#### Problem details
Set each record down exactly, excluding all images.

START

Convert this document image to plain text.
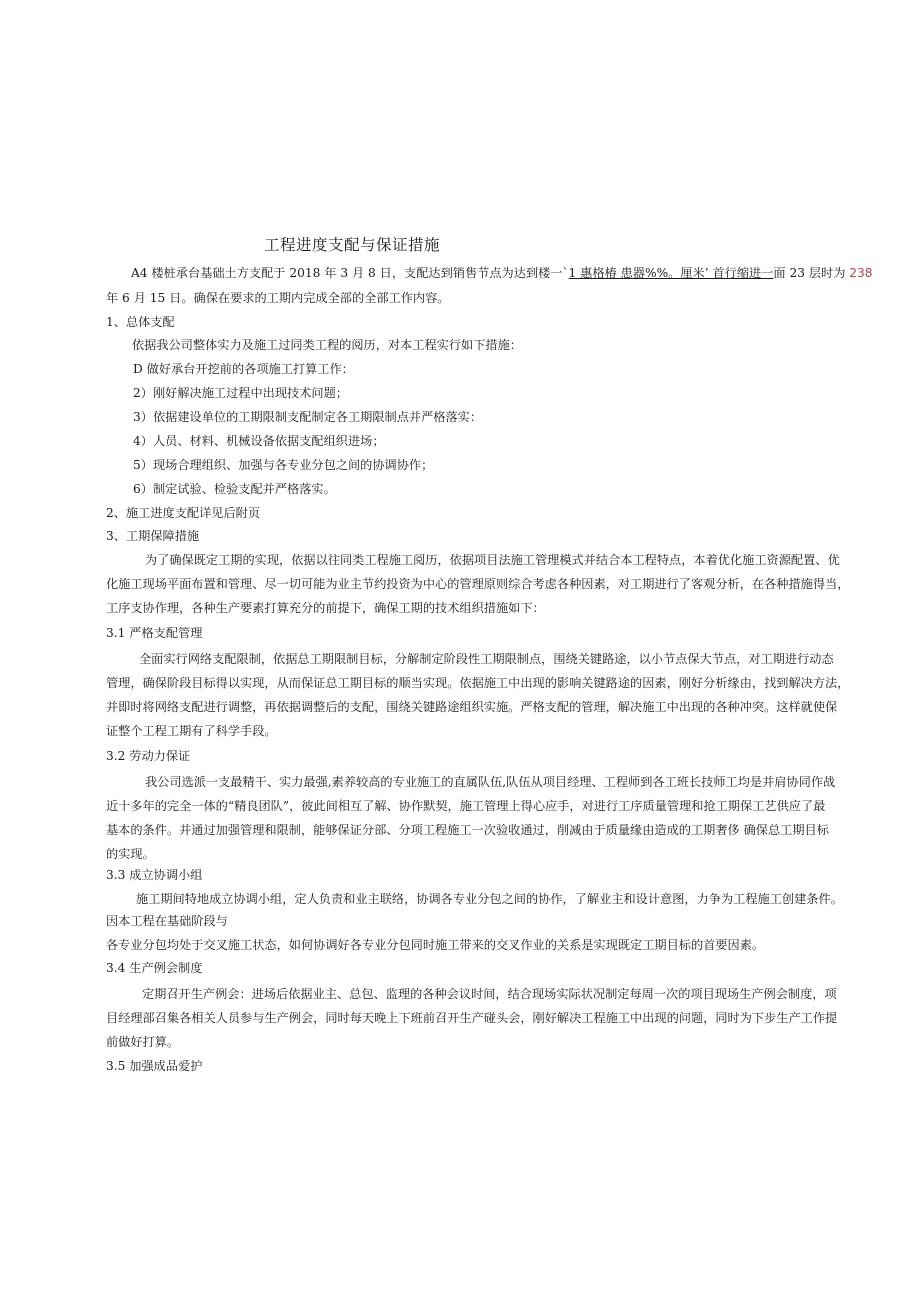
工程进度支配与保证措施
A4 楼桩承台基础土方支配于 2018 年 3 月 8 日，支配达到销售节点为达到楼一`1 惠格椿 患器%%。厘米’ 首行缩进一面 23 层时为 238
年 6 月 15 日。确保在要求的工期内完成全部的全部工作内容。
1、总体支配
依据我公司整体实力及施工过同类工程的阅历，对本工程实行如下措施：
D 做好承台开挖前的各项施工打算工作：
2）刚好解决施工过程中出现技术问题；
3）依据建设单位的工期限制支配制定各工期限制点并严格落实：
4）人员、材料、机械设备依据支配组织进场；
5）现场合理组织、加强与各专业分包之间的协调协作；
6）制定试验、检验支配并严格落实。
2、施工进度支配详见后附页
3、工期保障措施
为了确保既定工期的实现，依据以往同类工程施工阅历，依据项目法施工管理模式并结合本工程特点，本着优化施工资源配置、优
化施工现场平面布置和管理、尽一切可能为业主节约投资为中心的管理原则综合考虑各种因素，对工期进行了客观分析，在各种措施得当，
工序支协作理，各种生产要素打算充分的前提下，确保工期的技术组织措施如下：
3.1 严格支配管理
全面实行网络支配限制，依据总工期限制目标，分解制定阶段性工期限制点，围绕关键路途，以小节点保大节点，对工期进行动态
管理，确保阶段目标得以实现，从而保证总工期目标的顺当实现。依据施工中出现的影响关键路途的因素，刚好分析缘由，找到解决方法，
并即时将网络支配进行调整，再依据调整后的支配，围绕关键路途组织实施。严格支配的管理，解决施工中出现的各种冲突。这样就使保
证整个工程工期有了科学手段。
3.2 劳动力保证
我公司选派一支最精干、实力最强,素养较高的专业施工的直属队伍,队伍从项目经理、工程师到各工班长技师工均是并肩协同作战
近十多年的完全一体的“精良团队”，彼此间相互了解、协作默契，施工管理上得心应手，对进行工序质量管理和抢工期保工艺供应了最
基本的条件。并通过加强管理和限制，能够保证分部、分项工程施工一次验收通过，削减由于质量缘由造成的工期奢侈 确保总工期目标
的实现。
3.3 成立协调小组
施工期间特地成立协调小组，定人负责和业主联络，协调各专业分包之间的协作，了解业主和设计意图，力争为工程施工创建条件。
因本工程在基础阶段与
各专业分包均处于交叉施工状态，如何协调好各专业分包同时施工带来的交叉作业的关系是实现既定工期目标的首要因素。
3.4 生产例会制度
定期召开生产例会：进场后依据业主、总包、监理的各种会议时间，结合现场实际状况制定每周一次的项目现场生产例会制度，项
目经理部召集各相关人员参与生产例会，同时每天晚上下班前召开生产碰头会，刚好解决工程施工中出现的问题，同时为下步生产工作提
前做好打算。
3.5 加强成品爱护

END

#### Solution to this exercise
Convert this document image to plain text.
工程进度支配与保证措施
A4 楼桩承台基础土方支配于 2018 年 3 月 8 日，支配达到销售节点为达到楼一`1 惠格椿 患器%%。厘米’ 首行缩进一面 23 层时为 238
年 6 月 15 日。确保在要求的工期内完成全部的全部工作内容。
1、总体支配
依据我公司整体实力及施工过同类工程的阅历，对本工程实行如下措施：
D 做好承台开挖前的各项施工打算工作：
2）刚好解决施工过程中出现技术问题；
3）依据建设单位的工期限制支配制定各工期限制点并严格落实：
4）人员、材料、机械设备依据支配组织进场；
5）现场合理组织、加强与各专业分包之间的协调协作；
6）制定试验、检验支配并严格落实。
2、施工进度支配详见后附页
3、工期保障措施
为了确保既定工期的实现，依据以往同类工程施工阅历，依据项目法施工管理模式并结合本工程特点，本着优化施工资源配置、优
化施工现场平面布置和管理、尽一切可能为业主节约投资为中心的管理原则综合考虑各种因素，对工期进行了客观分析，在各种措施得当，
工序支协作理，各种生产要素打算充分的前提下，确保工期的技术组织措施如下：
3.1 严格支配管理
全面实行网络支配限制，依据总工期限制目标，分解制定阶段性工期限制点，围绕关键路途，以小节点保大节点，对工期进行动态
管理，确保阶段目标得以实现，从而保证总工期目标的顺当实现。依据施工中出现的影响关键路途的因素，刚好分析缘由，找到解决方法，
并即时将网络支配进行调整，再依据调整后的支配，围绕关键路途组织实施。严格支配的管理，解决施工中出现的各种冲突。这样就使保
证整个工程工期有了科学手段。
3.2 劳动力保证
我公司选派一支最精干、实力最强,素养较高的专业施工的直属队伍,队伍从项目经理、工程师到各工班长技师工均是并肩协同作战
近十多年的完全一体的“精良团队”，彼此间相互了解、协作默契，施工管理上得心应手，对进行工序质量管理和抢工期保工艺供应了最
基本的条件。并通过加强管理和限制，能够保证分部、分项工程施工一次验收通过，削减由于质量缘由造成的工期奢侈 确保总工期目标
的实现。
3.3 成立协调小组
施工期间特地成立协调小组，定人负责和业主联络，协调各专业分包之间的协作，了解业主和设计意图，力争为工程施工创建条件。
因本工程在基础阶段与
各专业分包均处于交叉施工状态，如何协调好各专业分包同时施工带来的交叉作业的关系是实现既定工期目标的首要因素。
3.4 生产例会制度
定期召开生产例会：进场后依据业主、总包、监理的各种会议时间，结合现场实际状况制定每周一次的项目现场生产例会制度，项
目经理部召集各相关人员参与生产例会，同时每天晚上下班前召开生产碰头会，刚好解决工程施工中出现的问题，同时为下步生产工作提
前做好打算。
3.5 加强成品爱护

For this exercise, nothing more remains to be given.